Short task – Pictures aside, write out every record exactly as it appears.

▼

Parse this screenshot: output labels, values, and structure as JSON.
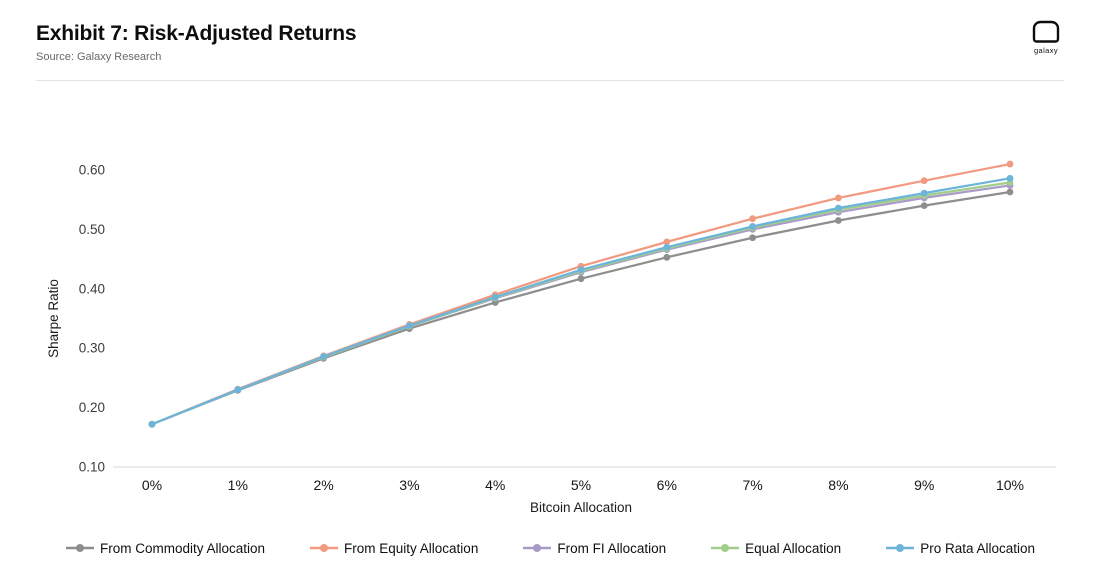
{
  "header": {
    "title": "Exhibit 7: Risk-Adjusted Returns",
    "source": "Source: Galaxy Research",
    "logo_text": "galaxy"
  },
  "chart_data": {
    "type": "line",
    "title": "Exhibit 7: Risk-Adjusted Returns",
    "xlabel": "Bitcoin Allocation",
    "ylabel": "Sharpe Ratio",
    "categories": [
      "0%",
      "1%",
      "2%",
      "3%",
      "4%",
      "5%",
      "6%",
      "7%",
      "8%",
      "9%",
      "10%"
    ],
    "ylim": [
      0.1,
      0.6
    ],
    "yticks": [
      0.1,
      0.2,
      0.3,
      0.4,
      0.5,
      0.6
    ],
    "grid": false,
    "legend_position": "bottom",
    "series": [
      {
        "name": "From Commodity Allocation",
        "color": "#8e8e8e",
        "values": [
          0.172,
          0.229,
          0.283,
          0.333,
          0.377,
          0.417,
          0.453,
          0.486,
          0.515,
          0.54,
          0.563
        ]
      },
      {
        "name": "From Equity Allocation",
        "color": "#f19a80",
        "values": [
          0.172,
          0.231,
          0.287,
          0.34,
          0.39,
          0.438,
          0.479,
          0.518,
          0.553,
          0.582,
          0.61
        ]
      },
      {
        "name": "From FI Allocation",
        "color": "#a89bc8",
        "values": [
          0.172,
          0.23,
          0.285,
          0.337,
          0.384,
          0.428,
          0.466,
          0.5,
          0.529,
          0.553,
          0.574
        ]
      },
      {
        "name": "Equal Allocation",
        "color": "#a2cd8a",
        "values": [
          0.172,
          0.23,
          0.285,
          0.337,
          0.385,
          0.43,
          0.468,
          0.503,
          0.533,
          0.557,
          0.579
        ]
      },
      {
        "name": "Pro Rata Allocation",
        "color": "#6db4da",
        "values": [
          0.172,
          0.23,
          0.286,
          0.338,
          0.386,
          0.432,
          0.47,
          0.505,
          0.536,
          0.561,
          0.586
        ]
      }
    ]
  }
}
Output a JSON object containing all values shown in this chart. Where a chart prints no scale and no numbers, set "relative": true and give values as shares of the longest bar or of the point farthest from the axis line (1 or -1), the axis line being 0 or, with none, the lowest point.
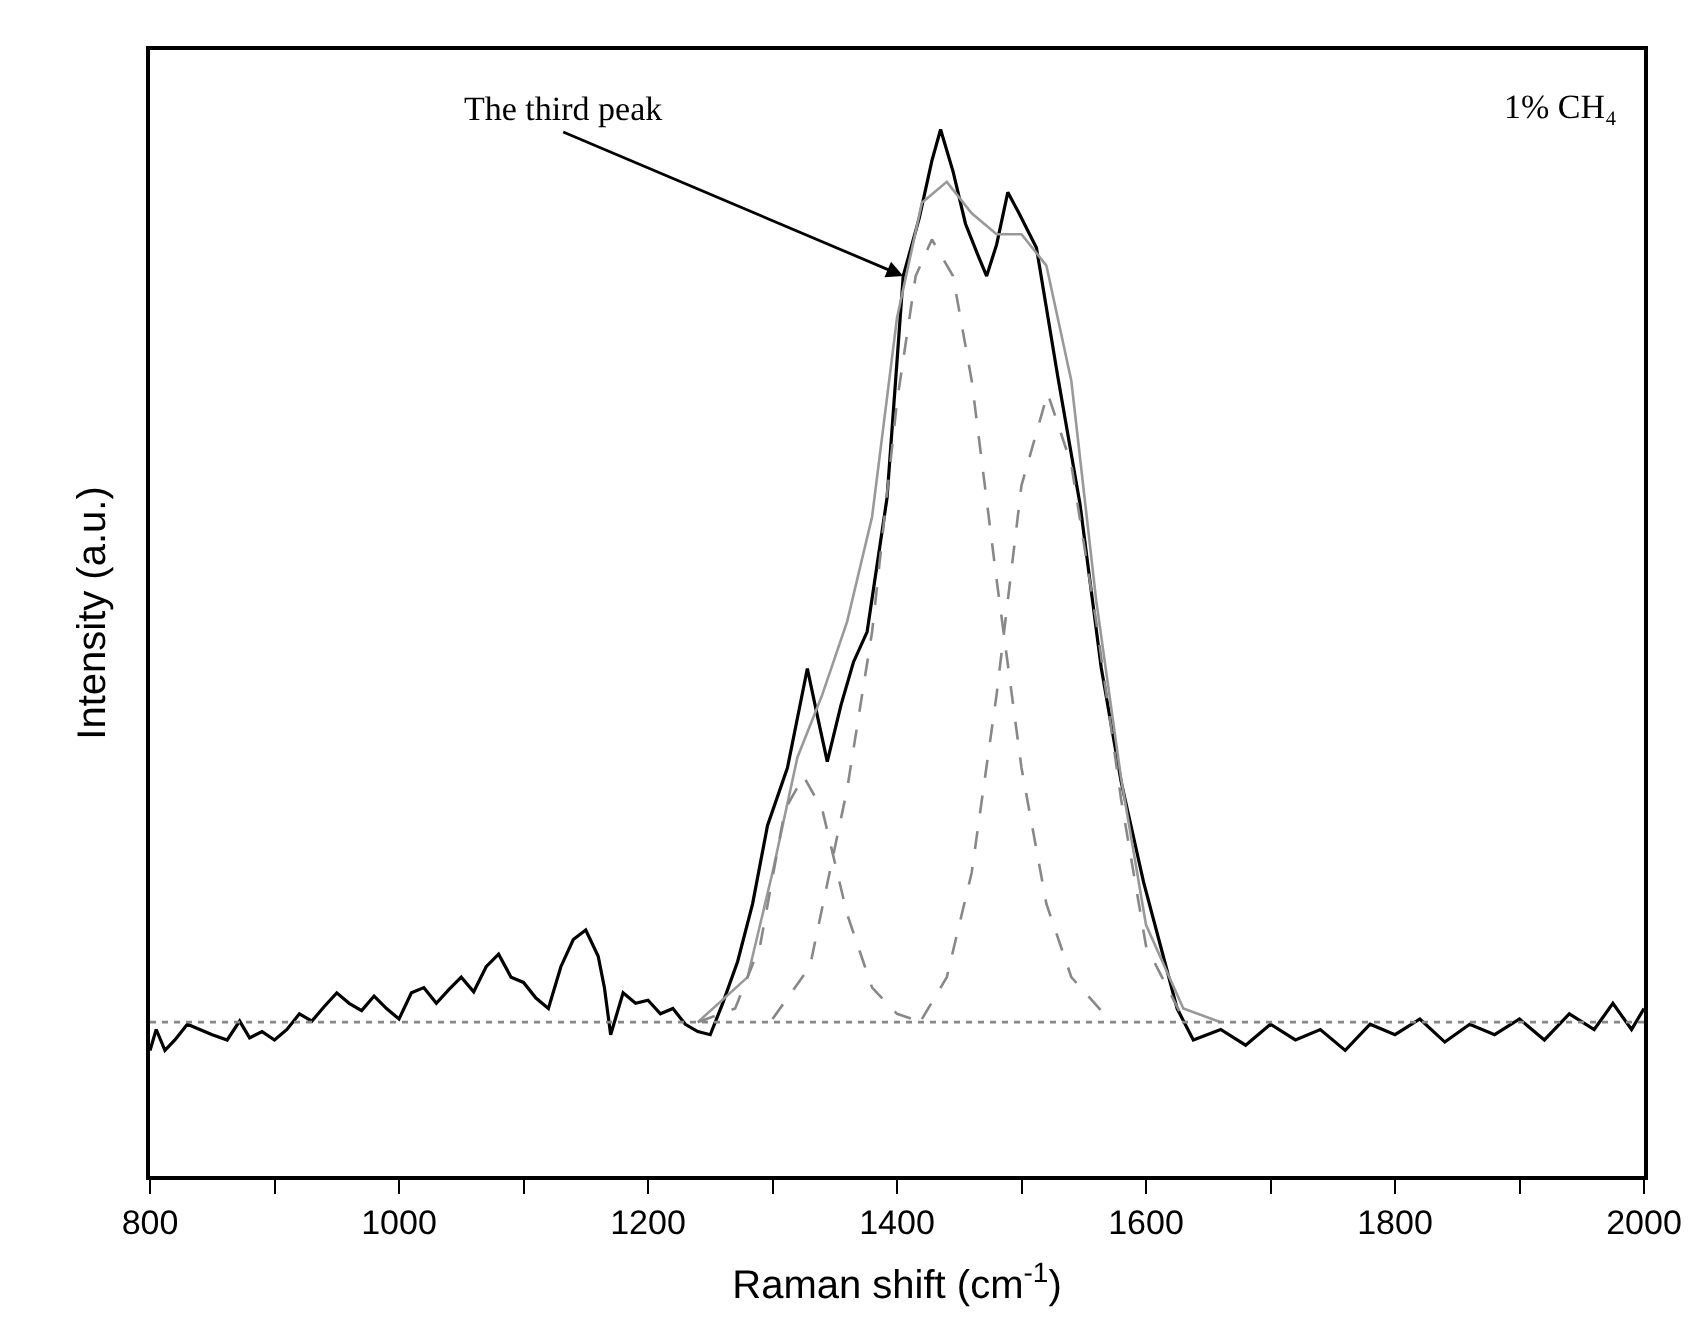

▲

Full answer –
Parse this screenshot: output labels, values, and structure as JSON.
{
  "header": {
    "title": "Exhibit 7: Risk-Adjusted Returns",
    "source": "Source: Galaxy Research",
    "logo_text": "galaxy"
  },
  "chart_data": {
    "type": "line",
    "title": "Exhibit 7: Risk-Adjusted Returns",
    "xlabel": "Bitcoin Allocation",
    "ylabel": "Sharpe Ratio",
    "categories": [
      "0%",
      "1%",
      "2%",
      "3%",
      "4%",
      "5%",
      "6%",
      "7%",
      "8%",
      "9%",
      "10%"
    ],
    "ylim": [
      0.1,
      0.6
    ],
    "yticks": [
      0.1,
      0.2,
      0.3,
      0.4,
      0.5,
      0.6
    ],
    "grid": false,
    "legend_position": "bottom",
    "series": [
      {
        "name": "From Commodity Allocation",
        "color": "#8e8e8e",
        "values": [
          0.172,
          0.229,
          0.283,
          0.333,
          0.377,
          0.417,
          0.453,
          0.486,
          0.515,
          0.54,
          0.563
        ]
      },
      {
        "name": "From Equity Allocation",
        "color": "#f19a80",
        "values": [
          0.172,
          0.231,
          0.287,
          0.34,
          0.39,
          0.438,
          0.479,
          0.518,
          0.553,
          0.582,
          0.61
        ]
      },
      {
        "name": "From FI Allocation",
        "color": "#a89bc8",
        "values": [
          0.172,
          0.23,
          0.285,
          0.337,
          0.384,
          0.428,
          0.466,
          0.5,
          0.529,
          0.553,
          0.574
        ]
      },
      {
        "name": "Equal Allocation",
        "color": "#a2cd8a",
        "values": [
          0.172,
          0.23,
          0.285,
          0.337,
          0.385,
          0.43,
          0.468,
          0.503,
          0.533,
          0.557,
          0.579
        ]
      },
      {
        "name": "Pro Rata Allocation",
        "color": "#6db4da",
        "values": [
          0.172,
          0.23,
          0.286,
          0.338,
          0.386,
          0.432,
          0.47,
          0.505,
          0.536,
          0.561,
          0.586
        ]
      }
    ]
  }
}
Output a JSON object containing all values shown in this chart. Where a chart prints no scale and no numbers, set "relative": true and give values as shares of the longest bar or of the point farthest from the axis line (1 or -1), the axis line being 0 or, with none, the lowest point.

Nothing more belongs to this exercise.